═══ Source material ═══
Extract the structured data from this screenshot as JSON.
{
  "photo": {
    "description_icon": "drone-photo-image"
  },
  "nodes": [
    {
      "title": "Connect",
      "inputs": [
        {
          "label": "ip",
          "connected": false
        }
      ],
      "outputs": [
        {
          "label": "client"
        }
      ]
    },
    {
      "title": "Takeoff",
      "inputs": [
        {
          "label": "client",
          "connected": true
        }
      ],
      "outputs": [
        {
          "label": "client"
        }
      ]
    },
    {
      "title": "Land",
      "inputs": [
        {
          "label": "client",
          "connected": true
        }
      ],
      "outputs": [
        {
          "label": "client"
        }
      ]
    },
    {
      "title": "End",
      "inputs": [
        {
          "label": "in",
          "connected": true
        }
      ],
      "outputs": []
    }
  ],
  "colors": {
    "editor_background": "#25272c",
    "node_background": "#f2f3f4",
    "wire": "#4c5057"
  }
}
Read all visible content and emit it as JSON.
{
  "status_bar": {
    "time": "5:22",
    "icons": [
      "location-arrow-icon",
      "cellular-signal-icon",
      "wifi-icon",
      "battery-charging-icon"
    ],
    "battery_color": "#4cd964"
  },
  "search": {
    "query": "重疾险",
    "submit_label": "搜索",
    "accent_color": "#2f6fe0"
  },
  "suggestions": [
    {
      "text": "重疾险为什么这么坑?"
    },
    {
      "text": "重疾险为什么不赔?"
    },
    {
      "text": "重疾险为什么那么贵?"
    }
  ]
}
═══
» Work instructions:
Copy every line of the entries above in which "text" occurs.

» Exercise output:
      "text": "重疾险为什么这么坑?"
      "text": "重疾险为什么不赔?"
      "text": "重疾险为什么那么贵?"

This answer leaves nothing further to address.